#### RECORDS SHOWN:
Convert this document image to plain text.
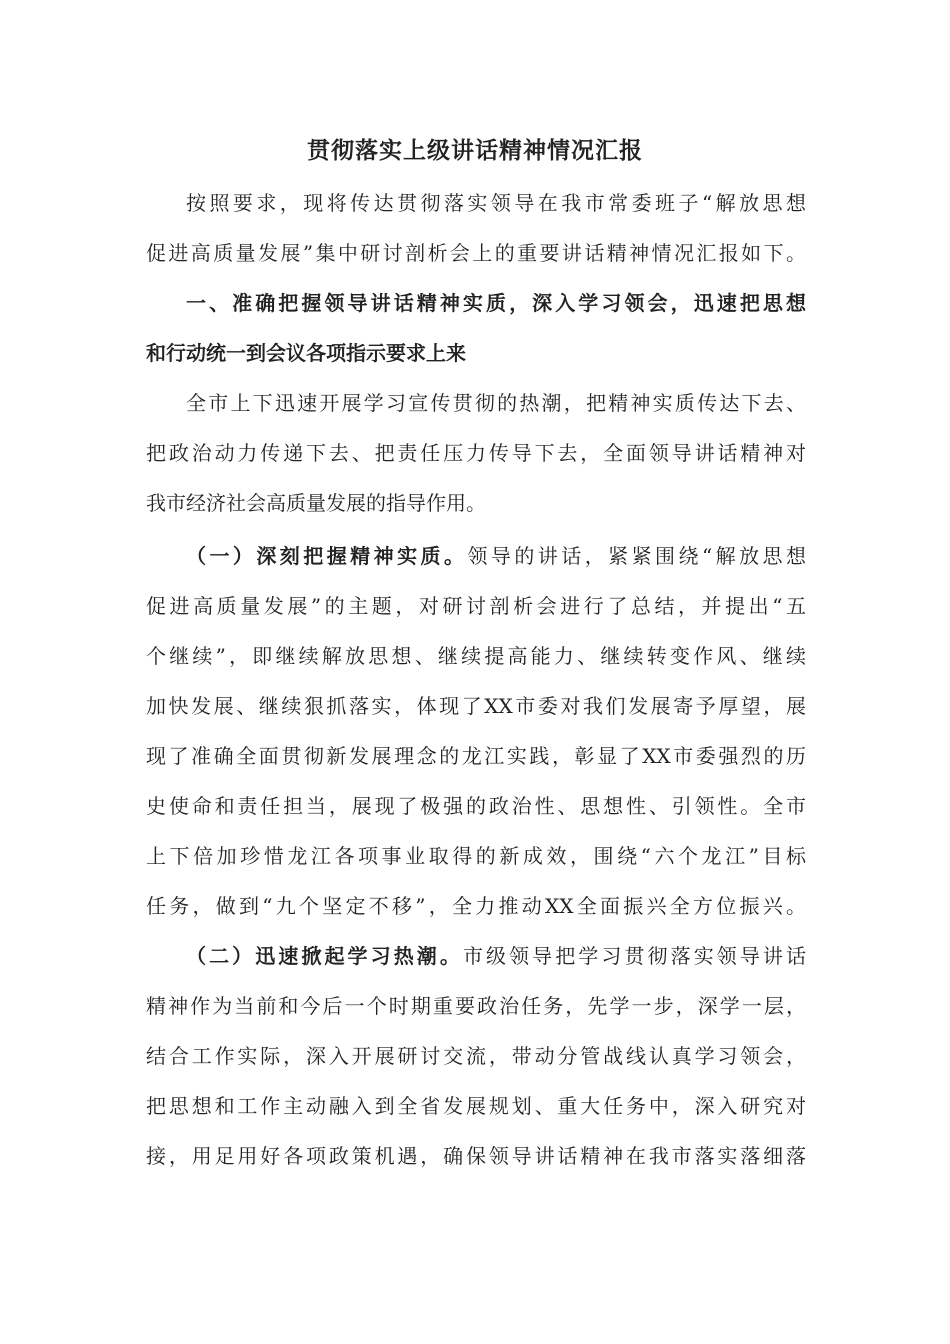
贯彻落实上级讲话精神情况汇报
按照要求，现将传达贯彻落实领导在我市常委班子“解放思想
促进高质量发展”集中研讨剖析会上的重要讲话精神情况汇报如下。
一、准确把握领导讲话精神实质，深入学习领会，迅速把思想
和行动统一到会议各项指示要求上来
全市上下迅速开展学习宣传贯彻的热潮，把精神实质传达下去、
把政治动力传递下去、把责任压力传导下去，全面领导讲话精神对
我市经济社会高质量发展的指导作用。
（一）深刻把握精神实质。领导的讲话，紧紧围绕“解放思想
促进高质量发展”的主题，对研讨剖析会进行了总结，并提出“五
个继续”，即继续解放思想、继续提高能力、继续转变作风、继续
加快发展、继续狠抓落实，体现了XX市委对我们发展寄予厚望，展
现了准确全面贯彻新发展理念的龙江实践，彰显了XX市委强烈的历
史使命和责任担当，展现了极强的政治性、思想性、引领性。全市
上下倍加珍惜龙江各项事业取得的新成效，围绕“六个龙江”目标
任务，做到“九个坚定不移”，全力推动XX全面振兴全方位振兴。
（二）迅速掀起学习热潮。市级领导把学习贯彻落实领导讲话
精神作为当前和今后一个时期重要政治任务，先学一步，深学一层，
结合工作实际，深入开展研讨交流，带动分管战线认真学习领会，
把思想和工作主动融入到全省发展规划、重大任务中，深入研究对
接，用足用好各项政策机遇，确保领导讲话精神在我市落实落细落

#### AIM:
Find every line above that contains the word "促进高质量发展", and return each one.

#### EXERCISE ANSWER:
促进高质量发展”集中研讨剖析会上的重要讲话精神情况汇报如下。
促进高质量发展”的主题，对研讨剖析会进行了总结，并提出“五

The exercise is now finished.